# WORK TO COMPLETE:
Check each line of the material. Copy those containing "this".

========================================================================

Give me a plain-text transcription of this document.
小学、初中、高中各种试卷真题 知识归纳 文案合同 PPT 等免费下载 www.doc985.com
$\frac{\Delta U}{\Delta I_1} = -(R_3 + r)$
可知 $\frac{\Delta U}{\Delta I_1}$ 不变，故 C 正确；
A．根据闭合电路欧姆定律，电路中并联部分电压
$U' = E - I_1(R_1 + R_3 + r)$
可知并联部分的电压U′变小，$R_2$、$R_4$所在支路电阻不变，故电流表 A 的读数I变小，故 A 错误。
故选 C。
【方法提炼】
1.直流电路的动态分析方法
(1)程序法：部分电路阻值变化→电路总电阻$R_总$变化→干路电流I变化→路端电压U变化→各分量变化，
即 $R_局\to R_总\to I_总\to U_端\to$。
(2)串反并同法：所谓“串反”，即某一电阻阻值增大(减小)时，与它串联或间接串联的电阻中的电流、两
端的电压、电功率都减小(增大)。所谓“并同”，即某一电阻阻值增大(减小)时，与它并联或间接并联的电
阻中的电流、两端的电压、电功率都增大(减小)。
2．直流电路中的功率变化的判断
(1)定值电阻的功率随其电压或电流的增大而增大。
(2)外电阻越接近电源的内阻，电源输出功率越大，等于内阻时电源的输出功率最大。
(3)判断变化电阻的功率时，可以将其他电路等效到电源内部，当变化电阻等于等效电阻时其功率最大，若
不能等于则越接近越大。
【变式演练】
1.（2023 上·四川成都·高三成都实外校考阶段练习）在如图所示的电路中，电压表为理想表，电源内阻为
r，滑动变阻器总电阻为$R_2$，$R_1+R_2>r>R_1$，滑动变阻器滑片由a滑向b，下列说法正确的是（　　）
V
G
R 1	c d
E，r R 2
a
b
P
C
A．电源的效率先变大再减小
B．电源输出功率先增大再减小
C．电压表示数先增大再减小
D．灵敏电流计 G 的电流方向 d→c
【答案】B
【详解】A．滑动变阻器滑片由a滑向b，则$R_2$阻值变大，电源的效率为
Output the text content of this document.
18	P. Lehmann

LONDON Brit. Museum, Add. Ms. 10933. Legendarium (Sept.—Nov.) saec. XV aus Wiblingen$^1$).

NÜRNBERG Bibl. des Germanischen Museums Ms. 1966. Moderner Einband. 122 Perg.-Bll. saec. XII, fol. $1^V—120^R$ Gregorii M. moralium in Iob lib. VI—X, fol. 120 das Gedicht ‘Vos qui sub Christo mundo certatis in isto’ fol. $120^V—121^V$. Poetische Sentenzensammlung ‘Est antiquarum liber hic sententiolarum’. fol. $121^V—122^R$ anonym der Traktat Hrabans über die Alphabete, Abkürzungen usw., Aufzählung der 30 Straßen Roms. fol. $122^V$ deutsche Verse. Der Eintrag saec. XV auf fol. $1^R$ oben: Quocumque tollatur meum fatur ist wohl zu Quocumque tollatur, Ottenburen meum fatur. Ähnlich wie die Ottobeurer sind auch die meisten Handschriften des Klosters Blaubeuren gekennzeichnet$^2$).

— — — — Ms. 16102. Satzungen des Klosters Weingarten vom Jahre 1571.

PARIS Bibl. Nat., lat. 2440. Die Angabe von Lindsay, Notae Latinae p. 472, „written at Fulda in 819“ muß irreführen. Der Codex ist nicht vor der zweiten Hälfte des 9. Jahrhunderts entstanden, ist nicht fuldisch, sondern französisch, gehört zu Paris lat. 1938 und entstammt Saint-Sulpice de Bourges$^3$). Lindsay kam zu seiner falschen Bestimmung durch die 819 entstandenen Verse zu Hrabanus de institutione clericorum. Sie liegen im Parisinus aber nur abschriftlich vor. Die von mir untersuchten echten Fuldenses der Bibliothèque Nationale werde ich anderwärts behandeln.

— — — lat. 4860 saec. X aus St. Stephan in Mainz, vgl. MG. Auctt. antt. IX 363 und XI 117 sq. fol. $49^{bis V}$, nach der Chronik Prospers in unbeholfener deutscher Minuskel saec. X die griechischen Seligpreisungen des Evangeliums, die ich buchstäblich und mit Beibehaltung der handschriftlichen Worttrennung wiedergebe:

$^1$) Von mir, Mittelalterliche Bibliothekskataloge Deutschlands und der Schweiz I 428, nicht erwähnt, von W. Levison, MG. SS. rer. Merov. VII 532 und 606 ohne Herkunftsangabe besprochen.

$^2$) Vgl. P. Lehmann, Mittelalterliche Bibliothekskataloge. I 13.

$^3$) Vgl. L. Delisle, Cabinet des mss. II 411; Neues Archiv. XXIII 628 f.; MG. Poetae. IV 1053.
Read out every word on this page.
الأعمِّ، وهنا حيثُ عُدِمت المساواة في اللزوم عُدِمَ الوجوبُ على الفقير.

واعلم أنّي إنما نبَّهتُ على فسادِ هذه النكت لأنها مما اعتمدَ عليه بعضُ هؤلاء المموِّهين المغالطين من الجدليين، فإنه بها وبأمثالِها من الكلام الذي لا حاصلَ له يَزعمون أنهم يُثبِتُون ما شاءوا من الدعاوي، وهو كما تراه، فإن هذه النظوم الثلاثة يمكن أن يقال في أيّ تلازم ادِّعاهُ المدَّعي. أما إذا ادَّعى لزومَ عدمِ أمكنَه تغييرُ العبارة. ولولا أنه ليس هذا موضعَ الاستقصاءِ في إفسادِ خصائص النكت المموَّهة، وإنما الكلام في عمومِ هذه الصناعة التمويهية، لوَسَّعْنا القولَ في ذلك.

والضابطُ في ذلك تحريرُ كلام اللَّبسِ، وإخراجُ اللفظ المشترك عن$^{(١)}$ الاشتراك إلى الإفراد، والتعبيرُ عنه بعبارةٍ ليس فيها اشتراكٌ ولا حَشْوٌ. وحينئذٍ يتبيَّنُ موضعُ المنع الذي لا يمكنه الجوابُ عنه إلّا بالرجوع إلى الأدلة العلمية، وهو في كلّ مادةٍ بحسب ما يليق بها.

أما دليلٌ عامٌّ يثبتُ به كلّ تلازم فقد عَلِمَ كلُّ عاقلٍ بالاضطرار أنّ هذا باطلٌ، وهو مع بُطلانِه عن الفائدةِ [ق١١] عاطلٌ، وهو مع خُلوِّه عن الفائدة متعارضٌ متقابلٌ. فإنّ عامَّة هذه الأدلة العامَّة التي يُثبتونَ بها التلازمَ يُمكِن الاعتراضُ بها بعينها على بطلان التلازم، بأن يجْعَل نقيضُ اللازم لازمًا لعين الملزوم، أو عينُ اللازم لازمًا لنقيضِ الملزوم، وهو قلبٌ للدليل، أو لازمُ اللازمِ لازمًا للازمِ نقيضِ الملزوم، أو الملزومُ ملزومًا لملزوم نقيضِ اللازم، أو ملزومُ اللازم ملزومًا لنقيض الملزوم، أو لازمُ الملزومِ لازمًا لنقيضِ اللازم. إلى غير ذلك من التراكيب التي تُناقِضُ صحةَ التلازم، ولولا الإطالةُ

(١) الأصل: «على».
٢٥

========================================================================

# ANSWER TO THE PROBLEM:
Give me a plain-text transcription of this document.
Output the text content of this document.
Read out every word on this page.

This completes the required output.